* _PASSAGE PROVIDED_:
+++++
I avoided the sea to the right, and the wide diagonal swathe of marram grass, lifting and falling in sympathetic motion. I watched in disbelief as my ball, to which I must have imparted, accidentally, just the right amount of backspin, bit and stayed on the crown of the tiny green, allowing me an easy putt.
At the time I suspected supernatural intervention, but rationally I believe the original design of the Maidstone demonstrates the coming of age for the first golf architect to use the title. For Willie Park, course design was the art of the possible. It was not his role to punish the club player for having a high handicap, but he didn’t shrink from making life a little more difficult for the scratch player. His involvement at the Maidstone spans over 25 years, productive years for Willie in Britain, Europe, America and Canada. His example showed the way for many who came after.
As a player and clubmaker, Willie, learnt his trade from family and surroundings. He was born inMusselburgh, the ‘cradle of golf,’ in 1864. His father, Willie Park Sr, had won the first Open four years earlier and, with Old Tom Morris, dominated the championship in its early years. His uncle Mungo (Old Willie’s brother) came back from the sea in the early 1870s and won the 1874 Open at Musselburgh, the first time it was played there. Old Willie won again the following year.
Fifteen years later, in 1889, Willie Jr was to play, and win, in the last Open to be played in his home town, as the Honourable Company of Edinburgh Golfers moved out to Muirfield in 1892. Golf was growing enormously in popularity, but there was not a living to be made as a professional golfer alone, even with the money matches that were popular, so Willie Jr learnt his trade as clubmaker and ball hammer in the family firm of William Park and Sons, and practised putting with marbles on the brick floor of his father’s workshop.
Willie was born at a critical time in the evolution of golf. The gutta percha ball had been invented just before he was born. This simple innovation transformed the game and indirectly led to the development of many new courses. The plentiful supply of relatively cheap gutty balls meant that golf was no longer the exclusive domain of the wealthy, as it had been when the feathery was the only adequate projectile of choice.
Willie was born in the right place at the right time. In 1880 he had mastered his trade sufficiently to take the post of ‘assistant professional, club and ball maker, steward and green keeper’ atTyneside Golf Club, in Ryton to the west of Newcastle, where his uncle, Mungo Sr was professional. Mungo had just laid out the course for the Thompson brothers, two expatriot Musselburgh men, but he returned to Alnmouth shortly after, and young Willie, aged sixteen, became the club professional. In the same year he entered his first Open, and came fifteenth. Four years later, in 1884, he returned to Musselburgh to help run the business. It is likely that his father’s health was starting to fail.
In 1886, at 22, he laid out his first course at Innerleithen. He did not charge a fee, but instead obtained a preferential ‘franchise’ for the supply of William Park and Sons clubs to members. Fortunately for the profession, course design as a loss leader did not catch on! But it was the start of Willie’s rise to prominence in course design.
As a golfer Willie was approaching his best. In 1887 he won his first Open, and two years later, his second. After that, business took over from playing, to a great extent, as he built up the name and reputation of William Park and Sons. From 1890 Willie was effectively in charge of the firm. He opened branches in Edinburgh, London and Manchester, and in 1897 he opened a branch in New York.
+++++
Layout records
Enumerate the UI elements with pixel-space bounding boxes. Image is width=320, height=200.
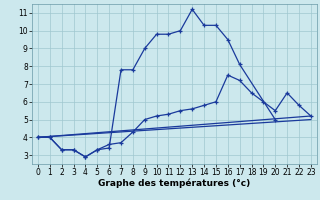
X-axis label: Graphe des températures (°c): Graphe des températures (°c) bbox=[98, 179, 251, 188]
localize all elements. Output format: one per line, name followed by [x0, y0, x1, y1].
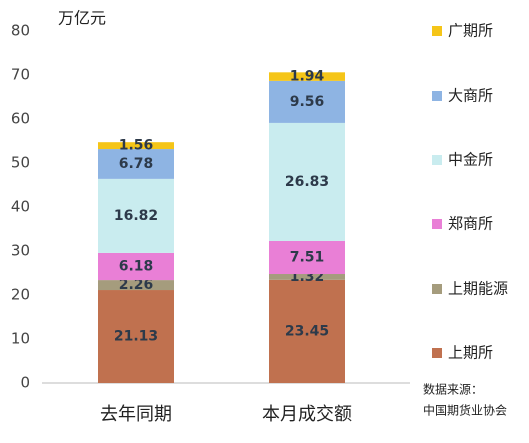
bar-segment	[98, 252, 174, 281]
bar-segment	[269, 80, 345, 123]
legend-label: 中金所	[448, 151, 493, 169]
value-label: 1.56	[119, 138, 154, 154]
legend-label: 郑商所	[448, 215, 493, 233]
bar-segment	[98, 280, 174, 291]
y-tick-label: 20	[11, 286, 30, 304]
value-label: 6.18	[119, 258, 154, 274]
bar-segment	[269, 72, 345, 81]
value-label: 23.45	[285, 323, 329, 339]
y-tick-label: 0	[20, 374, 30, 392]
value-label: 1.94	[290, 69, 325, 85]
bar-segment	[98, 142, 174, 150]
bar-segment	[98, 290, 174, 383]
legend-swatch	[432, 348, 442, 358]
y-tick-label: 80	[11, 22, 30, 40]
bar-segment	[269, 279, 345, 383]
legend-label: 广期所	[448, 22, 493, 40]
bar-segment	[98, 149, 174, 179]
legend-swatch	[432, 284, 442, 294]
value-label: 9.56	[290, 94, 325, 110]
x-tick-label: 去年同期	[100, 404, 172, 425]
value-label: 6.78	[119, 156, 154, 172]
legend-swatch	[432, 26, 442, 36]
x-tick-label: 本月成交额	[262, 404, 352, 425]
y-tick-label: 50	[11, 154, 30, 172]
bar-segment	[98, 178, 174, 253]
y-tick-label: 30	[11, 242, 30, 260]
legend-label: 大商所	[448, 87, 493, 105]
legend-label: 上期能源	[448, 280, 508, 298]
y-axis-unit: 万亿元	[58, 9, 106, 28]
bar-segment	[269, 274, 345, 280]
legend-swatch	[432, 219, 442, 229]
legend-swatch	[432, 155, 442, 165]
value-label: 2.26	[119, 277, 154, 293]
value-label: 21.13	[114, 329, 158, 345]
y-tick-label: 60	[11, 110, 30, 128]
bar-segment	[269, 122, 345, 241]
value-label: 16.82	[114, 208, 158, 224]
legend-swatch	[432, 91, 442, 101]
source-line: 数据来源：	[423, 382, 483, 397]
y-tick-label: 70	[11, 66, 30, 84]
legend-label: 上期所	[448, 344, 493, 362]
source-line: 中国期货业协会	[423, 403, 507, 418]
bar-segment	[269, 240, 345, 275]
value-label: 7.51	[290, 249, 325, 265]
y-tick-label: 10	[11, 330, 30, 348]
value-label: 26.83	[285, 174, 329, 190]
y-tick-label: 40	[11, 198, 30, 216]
+++++
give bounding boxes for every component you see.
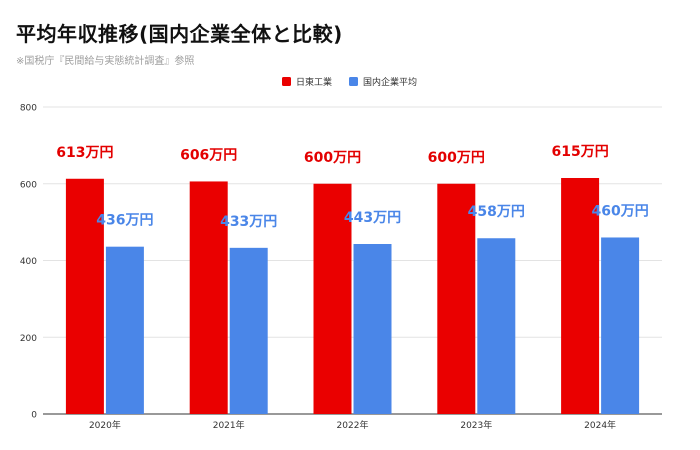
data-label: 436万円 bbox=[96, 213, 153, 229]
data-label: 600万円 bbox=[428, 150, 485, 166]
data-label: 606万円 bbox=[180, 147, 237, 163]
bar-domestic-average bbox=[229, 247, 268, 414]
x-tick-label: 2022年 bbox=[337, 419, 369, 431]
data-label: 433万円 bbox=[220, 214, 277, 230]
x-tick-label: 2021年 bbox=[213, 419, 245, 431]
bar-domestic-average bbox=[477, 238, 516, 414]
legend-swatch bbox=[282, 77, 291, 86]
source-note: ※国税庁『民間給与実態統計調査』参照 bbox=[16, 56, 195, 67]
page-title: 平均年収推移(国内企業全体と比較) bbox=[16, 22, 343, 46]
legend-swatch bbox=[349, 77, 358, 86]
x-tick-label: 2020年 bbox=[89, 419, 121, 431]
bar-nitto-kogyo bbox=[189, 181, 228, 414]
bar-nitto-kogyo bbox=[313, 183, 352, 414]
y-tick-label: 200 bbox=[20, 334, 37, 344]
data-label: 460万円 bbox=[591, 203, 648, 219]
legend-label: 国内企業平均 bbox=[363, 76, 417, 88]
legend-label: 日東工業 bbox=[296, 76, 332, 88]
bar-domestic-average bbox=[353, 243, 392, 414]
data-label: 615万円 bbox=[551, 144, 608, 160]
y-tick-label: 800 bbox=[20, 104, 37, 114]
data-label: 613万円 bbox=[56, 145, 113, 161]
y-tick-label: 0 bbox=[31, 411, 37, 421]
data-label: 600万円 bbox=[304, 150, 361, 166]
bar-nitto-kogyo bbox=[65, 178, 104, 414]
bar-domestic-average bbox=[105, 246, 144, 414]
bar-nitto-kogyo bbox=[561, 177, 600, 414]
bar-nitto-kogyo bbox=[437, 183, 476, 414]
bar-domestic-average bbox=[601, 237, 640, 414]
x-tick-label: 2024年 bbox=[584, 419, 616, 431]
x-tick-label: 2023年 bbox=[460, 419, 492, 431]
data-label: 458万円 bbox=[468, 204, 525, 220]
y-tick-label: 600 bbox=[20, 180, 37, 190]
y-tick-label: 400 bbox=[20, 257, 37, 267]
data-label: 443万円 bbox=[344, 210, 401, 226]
+++++
* _DO THIS_:
Decide whether each statement agrees with the passage on Willie Park, answering yes or no and quoting the words of the passage that settle it. (a) Willie Jr won the last Open held in his home town. (b) He charged a fee for laying out his course at Innerleithen. (c) He finished first in the first Open he entered.

* _RESPONSE_:
(a) Yes: "in 1889, Willie Jr was to play, and win, in the last Open to be played in his home town"
(b) No: "He did not charge a fee"
(c) No: "In the same year he entered his first Open, and came fifteenth."